Stored records
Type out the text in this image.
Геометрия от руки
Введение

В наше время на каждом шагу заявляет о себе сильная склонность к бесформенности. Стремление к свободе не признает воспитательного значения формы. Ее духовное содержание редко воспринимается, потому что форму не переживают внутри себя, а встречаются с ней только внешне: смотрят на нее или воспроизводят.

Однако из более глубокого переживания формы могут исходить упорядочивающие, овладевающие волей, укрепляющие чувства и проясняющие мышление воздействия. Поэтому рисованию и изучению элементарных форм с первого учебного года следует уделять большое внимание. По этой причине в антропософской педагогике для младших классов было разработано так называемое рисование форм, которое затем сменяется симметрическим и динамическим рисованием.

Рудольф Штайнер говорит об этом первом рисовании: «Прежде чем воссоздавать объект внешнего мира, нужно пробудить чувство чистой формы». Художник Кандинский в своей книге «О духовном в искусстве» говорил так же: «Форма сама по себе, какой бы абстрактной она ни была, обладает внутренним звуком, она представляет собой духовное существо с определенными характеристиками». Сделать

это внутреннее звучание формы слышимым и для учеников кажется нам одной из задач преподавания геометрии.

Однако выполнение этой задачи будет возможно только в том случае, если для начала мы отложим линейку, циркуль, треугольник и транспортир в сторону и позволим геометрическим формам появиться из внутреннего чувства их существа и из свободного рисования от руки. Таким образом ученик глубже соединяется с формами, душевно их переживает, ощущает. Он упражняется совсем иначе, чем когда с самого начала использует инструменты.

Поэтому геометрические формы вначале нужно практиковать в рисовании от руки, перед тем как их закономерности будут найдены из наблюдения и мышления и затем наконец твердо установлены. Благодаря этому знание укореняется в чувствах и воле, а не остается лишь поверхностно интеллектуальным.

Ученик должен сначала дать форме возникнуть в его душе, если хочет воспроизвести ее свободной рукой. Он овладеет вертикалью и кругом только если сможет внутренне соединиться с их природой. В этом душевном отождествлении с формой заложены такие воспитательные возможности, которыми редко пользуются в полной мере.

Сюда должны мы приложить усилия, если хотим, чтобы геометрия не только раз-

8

Written request – Repeat the records above exactly.

Answer for the task –
Type out the text in this image.
Геометрия от руки
Введение

В наше время на каждом шагу заявляет о себе сильная склонность к бесформенности. Стремление к свободе не признает воспитательного значения формы. Ее духовное содержание редко воспринимается, потому что форму не переживают внутри себя, а встречаются с ней только внешне: смотрят на нее или воспроизводят.

Однако из более глубокого переживания формы могут исходить упорядочивающие, овладевающие волей, укрепляющие чувства и проясняющие мышление воздействия. Поэтому рисованию и изучению элементарных форм с первого учебного года следует уделять большое внимание. По этой причине в антропософской педагогике для младших классов было разработано так называемое рисование форм, которое затем сменяется симметрическим и динамическим рисованием.

Рудольф Штайнер говорит об этом первом рисовании: «Прежде чем воссоздавать объект внешнего мира, нужно пробудить чувство чистой формы». Художник Кандинский в своей книге «О духовном в искусстве» говорил так же: «Форма сама по себе, какой бы абстрактной она ни была, обладает внутренним звуком, она представляет собой духовное существо с определенными характеристиками». Сделать

это внутреннее звучание формы слышимым и для учеников кажется нам одной из задач преподавания геометрии.

Однако выполнение этой задачи будет возможно только в том случае, если для начала мы отложим линейку, циркуль, треугольник и транспортир в сторону и позволим геометрическим формам появиться из внутреннего чувства их существа и из свободного рисования от руки. Таким образом ученик глубже соединяется с формами, душевно их переживает, ощущает. Он упражняется совсем иначе, чем когда с самого начала использует инструменты.

Поэтому геометрические формы вначале нужно практиковать в рисовании от руки, перед тем как их закономерности будут найдены из наблюдения и мышления и затем наконец твердо установлены. Благодаря этому знание укореняется в чувствах и воле, а не остается лишь поверхностно интеллектуальным.

Ученик должен сначала дать форме возникнуть в его душе, если хочет воспроизвести ее свободной рукой. Он овладеет вертикалью и кругом только если сможет внутренне соединиться с их природой. В этом душевном отождествлении с формой заложены такие воспитательные возможности, которыми редко пользуются в полной мере.

Сюда должны мы приложить усилия, если хотим, чтобы геометрия не только раз-

8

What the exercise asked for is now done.